▶ **Job**: Go through the records line by line and work out how many lines hold the word "apple". Answer with the number only.
* Begin *
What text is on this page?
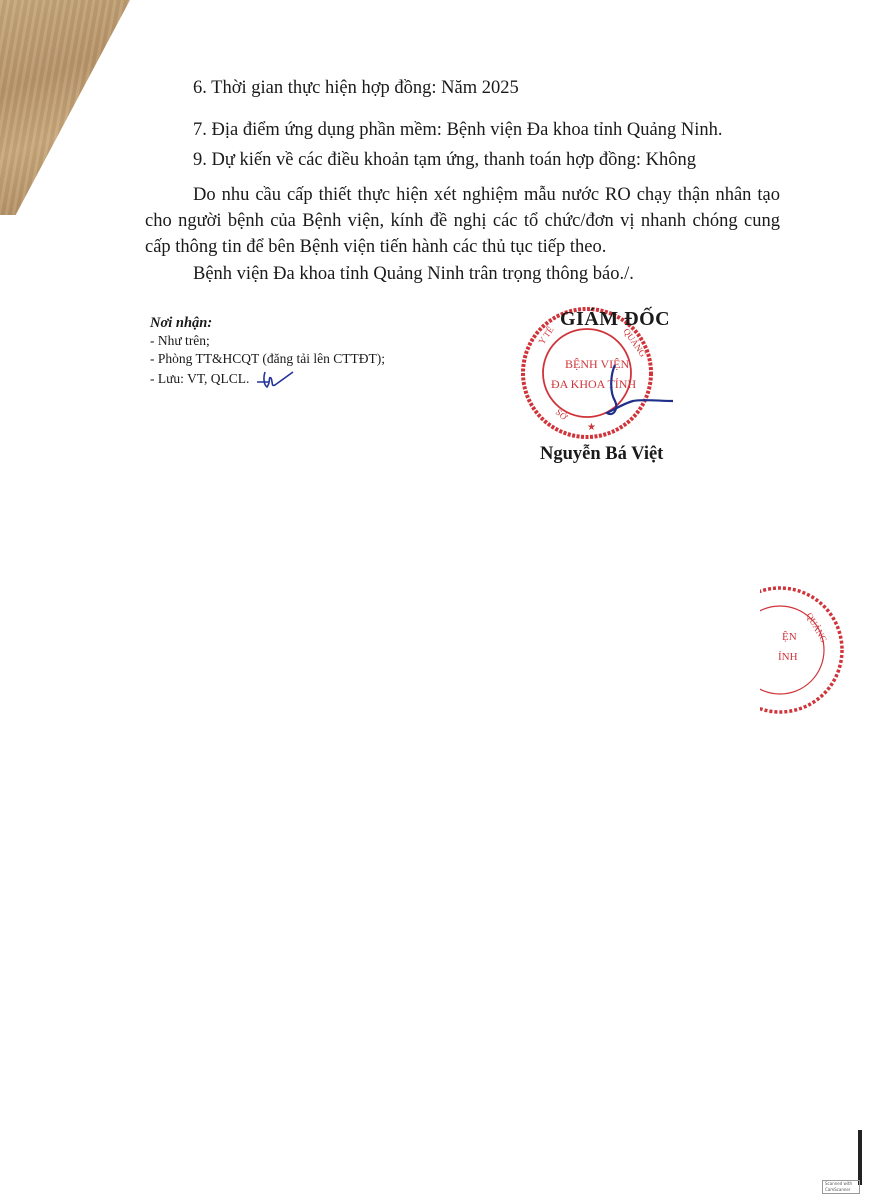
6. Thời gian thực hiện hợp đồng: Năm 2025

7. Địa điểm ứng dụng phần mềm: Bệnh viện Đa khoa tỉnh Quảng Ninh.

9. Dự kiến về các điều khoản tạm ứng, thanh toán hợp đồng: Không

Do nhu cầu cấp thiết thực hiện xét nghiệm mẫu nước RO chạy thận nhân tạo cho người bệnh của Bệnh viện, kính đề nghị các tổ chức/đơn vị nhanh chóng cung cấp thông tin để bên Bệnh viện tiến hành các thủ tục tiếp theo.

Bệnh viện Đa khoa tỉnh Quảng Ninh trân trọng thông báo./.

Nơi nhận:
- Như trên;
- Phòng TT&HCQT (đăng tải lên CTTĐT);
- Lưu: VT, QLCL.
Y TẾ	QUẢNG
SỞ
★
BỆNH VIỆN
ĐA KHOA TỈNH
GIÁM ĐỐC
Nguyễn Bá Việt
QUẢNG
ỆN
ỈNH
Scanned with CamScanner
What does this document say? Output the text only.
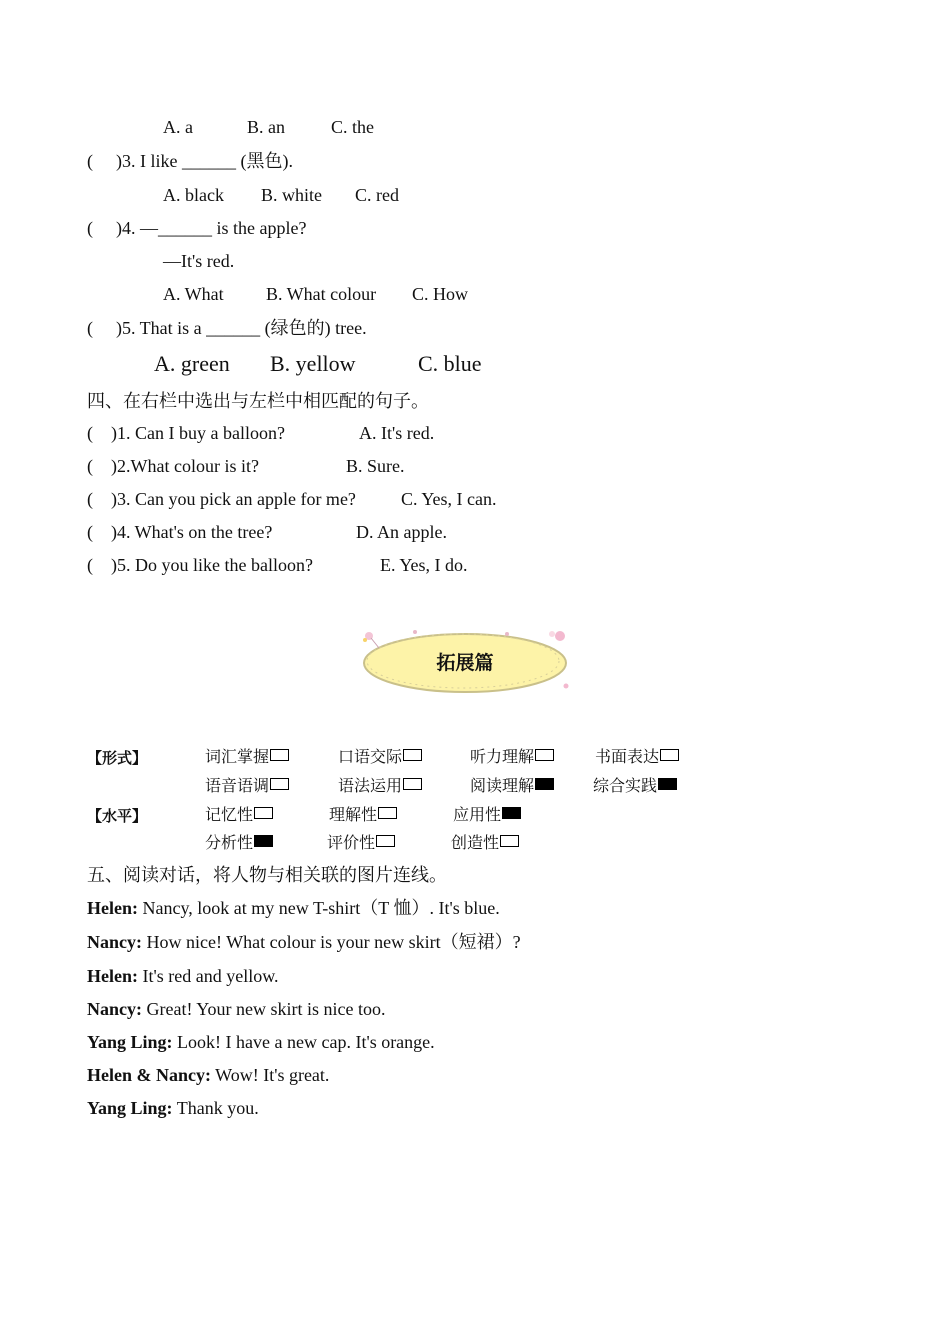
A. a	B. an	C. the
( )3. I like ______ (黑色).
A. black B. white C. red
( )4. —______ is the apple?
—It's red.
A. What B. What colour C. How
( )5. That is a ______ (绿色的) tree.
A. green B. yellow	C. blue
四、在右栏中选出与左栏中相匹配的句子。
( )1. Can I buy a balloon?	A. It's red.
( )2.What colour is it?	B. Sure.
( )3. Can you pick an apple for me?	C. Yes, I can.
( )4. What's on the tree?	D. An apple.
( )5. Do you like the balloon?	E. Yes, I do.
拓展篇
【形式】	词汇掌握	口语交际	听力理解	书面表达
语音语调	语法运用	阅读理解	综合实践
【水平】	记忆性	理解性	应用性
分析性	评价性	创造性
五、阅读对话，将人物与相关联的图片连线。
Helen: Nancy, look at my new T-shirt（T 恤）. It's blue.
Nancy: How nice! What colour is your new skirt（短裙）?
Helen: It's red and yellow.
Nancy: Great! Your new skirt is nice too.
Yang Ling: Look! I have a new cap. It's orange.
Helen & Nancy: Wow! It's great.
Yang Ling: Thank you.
* End *
* Begin *
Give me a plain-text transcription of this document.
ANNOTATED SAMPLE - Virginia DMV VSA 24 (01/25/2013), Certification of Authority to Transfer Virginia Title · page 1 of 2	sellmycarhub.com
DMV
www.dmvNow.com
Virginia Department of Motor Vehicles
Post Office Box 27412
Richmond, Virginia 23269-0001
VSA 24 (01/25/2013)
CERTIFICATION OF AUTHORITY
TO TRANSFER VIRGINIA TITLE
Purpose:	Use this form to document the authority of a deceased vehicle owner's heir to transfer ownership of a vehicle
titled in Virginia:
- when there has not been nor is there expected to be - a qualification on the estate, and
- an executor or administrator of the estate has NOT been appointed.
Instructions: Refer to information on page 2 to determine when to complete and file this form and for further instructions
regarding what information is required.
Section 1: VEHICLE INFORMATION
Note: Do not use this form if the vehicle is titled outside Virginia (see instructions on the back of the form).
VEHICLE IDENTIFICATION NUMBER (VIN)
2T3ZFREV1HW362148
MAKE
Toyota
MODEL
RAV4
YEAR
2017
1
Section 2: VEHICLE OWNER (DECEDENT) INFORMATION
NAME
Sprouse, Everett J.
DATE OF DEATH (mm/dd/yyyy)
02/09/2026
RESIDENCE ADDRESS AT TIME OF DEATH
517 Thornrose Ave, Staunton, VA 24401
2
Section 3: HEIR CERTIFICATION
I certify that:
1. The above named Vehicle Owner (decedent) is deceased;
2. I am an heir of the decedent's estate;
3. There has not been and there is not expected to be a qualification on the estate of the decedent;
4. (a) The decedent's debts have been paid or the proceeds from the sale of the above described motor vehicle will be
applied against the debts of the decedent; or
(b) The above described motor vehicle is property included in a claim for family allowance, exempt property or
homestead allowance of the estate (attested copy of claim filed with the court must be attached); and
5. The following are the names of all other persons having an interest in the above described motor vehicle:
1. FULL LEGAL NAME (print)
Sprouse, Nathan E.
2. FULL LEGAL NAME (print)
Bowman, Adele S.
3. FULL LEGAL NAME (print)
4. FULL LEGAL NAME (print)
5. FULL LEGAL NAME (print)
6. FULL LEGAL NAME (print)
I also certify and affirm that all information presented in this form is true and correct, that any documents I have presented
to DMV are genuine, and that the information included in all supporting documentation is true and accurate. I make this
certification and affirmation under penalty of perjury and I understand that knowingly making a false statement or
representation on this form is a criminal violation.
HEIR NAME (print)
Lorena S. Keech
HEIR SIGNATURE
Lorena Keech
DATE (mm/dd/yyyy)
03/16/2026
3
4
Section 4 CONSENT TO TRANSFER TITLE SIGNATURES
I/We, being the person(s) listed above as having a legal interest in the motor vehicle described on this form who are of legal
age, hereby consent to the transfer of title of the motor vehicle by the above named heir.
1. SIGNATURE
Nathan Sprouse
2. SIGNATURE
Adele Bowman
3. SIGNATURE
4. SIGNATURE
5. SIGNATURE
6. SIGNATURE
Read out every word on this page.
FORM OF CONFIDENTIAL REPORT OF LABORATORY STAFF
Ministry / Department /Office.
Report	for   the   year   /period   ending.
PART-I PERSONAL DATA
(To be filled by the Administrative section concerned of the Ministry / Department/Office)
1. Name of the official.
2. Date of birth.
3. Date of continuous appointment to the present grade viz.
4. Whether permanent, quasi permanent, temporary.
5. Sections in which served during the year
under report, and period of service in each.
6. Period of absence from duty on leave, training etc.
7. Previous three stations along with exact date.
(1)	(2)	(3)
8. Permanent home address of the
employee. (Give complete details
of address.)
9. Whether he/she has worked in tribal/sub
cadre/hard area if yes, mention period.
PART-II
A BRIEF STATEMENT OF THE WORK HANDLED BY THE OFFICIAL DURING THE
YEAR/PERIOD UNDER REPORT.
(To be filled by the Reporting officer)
* End *
▶ **Answer to this task**: 3